Count the lines of the entries that contain the string "Gardening", treating case as significant, and give only the number.

* * * * * * *

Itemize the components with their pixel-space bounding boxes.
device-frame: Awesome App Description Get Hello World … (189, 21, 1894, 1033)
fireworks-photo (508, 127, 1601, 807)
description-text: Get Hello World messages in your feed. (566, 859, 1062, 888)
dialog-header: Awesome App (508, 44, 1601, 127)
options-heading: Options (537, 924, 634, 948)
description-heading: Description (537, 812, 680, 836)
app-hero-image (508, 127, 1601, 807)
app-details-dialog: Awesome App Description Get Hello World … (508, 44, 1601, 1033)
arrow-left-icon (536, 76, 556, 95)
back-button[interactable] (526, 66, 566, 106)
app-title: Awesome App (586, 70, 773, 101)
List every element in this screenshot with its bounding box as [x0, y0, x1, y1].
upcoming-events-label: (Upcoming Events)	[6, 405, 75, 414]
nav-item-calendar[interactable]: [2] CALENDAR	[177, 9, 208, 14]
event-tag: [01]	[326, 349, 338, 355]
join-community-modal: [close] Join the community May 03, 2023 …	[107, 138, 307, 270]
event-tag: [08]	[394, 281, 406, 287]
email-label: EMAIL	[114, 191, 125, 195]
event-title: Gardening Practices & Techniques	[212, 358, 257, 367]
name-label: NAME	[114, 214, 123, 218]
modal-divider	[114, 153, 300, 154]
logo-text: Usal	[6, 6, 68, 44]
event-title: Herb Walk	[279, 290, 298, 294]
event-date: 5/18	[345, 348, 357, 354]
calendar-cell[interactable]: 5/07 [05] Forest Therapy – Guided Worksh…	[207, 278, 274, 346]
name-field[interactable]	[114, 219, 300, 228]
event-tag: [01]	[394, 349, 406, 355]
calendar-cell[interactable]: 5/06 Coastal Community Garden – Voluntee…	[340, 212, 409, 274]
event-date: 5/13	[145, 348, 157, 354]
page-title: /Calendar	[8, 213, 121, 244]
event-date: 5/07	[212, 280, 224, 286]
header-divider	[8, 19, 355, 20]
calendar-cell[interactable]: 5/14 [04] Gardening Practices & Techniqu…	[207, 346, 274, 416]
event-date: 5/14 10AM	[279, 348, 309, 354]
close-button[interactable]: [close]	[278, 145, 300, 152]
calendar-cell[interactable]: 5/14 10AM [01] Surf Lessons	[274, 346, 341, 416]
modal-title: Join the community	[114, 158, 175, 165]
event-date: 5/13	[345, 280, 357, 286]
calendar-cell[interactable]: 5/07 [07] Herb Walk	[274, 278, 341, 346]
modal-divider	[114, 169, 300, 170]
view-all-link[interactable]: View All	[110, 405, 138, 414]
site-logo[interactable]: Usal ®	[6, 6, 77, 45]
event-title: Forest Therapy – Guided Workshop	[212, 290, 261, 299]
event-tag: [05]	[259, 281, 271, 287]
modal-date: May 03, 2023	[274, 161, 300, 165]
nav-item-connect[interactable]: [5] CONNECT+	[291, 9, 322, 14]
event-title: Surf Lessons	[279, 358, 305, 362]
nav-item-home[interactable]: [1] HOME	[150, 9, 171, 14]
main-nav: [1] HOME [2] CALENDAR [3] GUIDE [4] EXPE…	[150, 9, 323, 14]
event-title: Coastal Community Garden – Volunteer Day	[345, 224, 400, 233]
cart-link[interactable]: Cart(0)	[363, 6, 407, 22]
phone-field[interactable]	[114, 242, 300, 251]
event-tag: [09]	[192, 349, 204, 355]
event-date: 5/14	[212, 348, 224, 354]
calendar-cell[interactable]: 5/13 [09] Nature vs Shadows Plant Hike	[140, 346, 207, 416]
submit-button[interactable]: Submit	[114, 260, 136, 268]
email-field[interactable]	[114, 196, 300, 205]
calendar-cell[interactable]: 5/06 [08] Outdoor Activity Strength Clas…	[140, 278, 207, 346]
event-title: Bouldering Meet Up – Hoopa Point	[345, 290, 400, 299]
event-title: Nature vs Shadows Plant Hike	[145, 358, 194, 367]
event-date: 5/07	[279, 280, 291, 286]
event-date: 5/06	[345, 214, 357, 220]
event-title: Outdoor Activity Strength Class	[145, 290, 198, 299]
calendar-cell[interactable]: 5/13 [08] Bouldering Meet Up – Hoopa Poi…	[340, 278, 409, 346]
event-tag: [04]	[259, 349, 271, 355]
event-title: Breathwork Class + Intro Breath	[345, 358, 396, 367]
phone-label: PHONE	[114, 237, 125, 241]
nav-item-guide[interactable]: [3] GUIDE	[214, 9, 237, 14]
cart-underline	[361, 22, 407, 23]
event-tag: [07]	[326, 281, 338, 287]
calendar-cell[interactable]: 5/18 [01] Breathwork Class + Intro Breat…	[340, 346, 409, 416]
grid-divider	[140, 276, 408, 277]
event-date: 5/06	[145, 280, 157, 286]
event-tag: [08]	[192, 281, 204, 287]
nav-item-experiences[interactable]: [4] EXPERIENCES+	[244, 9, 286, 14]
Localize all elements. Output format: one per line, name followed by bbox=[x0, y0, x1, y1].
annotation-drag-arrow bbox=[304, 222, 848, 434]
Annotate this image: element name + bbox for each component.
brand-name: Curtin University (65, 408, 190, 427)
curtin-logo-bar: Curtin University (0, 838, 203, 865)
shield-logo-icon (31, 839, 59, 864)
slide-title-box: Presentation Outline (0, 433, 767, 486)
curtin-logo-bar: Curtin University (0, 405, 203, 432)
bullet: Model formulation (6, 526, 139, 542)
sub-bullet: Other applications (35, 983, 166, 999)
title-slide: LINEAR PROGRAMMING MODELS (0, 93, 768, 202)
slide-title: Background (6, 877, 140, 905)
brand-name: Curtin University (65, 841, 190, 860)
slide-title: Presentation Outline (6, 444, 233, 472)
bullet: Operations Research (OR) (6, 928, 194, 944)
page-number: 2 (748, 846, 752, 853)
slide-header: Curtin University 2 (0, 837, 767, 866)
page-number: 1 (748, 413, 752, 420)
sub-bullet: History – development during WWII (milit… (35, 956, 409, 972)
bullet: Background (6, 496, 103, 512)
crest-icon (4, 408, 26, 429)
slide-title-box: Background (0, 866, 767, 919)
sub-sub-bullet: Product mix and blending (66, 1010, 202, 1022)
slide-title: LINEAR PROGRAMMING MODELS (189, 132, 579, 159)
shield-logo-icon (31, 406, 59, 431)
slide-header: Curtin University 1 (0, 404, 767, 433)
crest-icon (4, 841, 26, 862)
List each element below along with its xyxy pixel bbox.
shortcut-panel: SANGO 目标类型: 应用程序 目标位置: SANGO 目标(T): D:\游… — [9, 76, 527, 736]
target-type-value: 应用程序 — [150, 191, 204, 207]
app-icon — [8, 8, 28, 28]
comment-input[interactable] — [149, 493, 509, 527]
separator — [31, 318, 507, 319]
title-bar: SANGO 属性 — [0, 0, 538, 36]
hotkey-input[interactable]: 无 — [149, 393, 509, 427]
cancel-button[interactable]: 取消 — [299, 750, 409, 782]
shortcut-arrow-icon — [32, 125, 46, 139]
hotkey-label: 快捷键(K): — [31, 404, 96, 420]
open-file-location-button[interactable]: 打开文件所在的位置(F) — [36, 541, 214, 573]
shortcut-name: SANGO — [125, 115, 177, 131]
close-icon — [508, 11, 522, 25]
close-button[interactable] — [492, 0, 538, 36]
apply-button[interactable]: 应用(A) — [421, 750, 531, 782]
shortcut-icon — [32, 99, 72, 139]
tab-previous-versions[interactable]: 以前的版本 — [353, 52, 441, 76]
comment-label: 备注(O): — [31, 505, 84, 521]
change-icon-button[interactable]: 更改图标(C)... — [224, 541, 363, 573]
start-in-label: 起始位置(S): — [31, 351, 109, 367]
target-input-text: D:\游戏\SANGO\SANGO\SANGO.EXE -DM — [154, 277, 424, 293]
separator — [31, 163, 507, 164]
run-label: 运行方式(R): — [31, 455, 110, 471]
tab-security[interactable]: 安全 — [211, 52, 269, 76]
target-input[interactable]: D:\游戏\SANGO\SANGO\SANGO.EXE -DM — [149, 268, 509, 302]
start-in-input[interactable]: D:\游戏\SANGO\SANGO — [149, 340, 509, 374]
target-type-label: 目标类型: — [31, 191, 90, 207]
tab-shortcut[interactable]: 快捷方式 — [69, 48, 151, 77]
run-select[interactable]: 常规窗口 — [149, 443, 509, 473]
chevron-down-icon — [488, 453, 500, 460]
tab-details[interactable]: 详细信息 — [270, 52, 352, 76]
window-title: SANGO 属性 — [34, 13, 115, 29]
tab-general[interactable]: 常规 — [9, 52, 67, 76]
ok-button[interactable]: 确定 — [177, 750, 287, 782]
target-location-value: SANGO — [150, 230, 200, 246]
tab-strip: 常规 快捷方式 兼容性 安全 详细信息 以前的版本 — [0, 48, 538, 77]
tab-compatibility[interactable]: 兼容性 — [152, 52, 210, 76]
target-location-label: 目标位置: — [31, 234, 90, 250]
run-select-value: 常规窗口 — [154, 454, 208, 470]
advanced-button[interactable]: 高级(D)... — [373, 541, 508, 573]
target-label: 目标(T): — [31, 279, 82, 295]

* * * * * * *

Complete output
2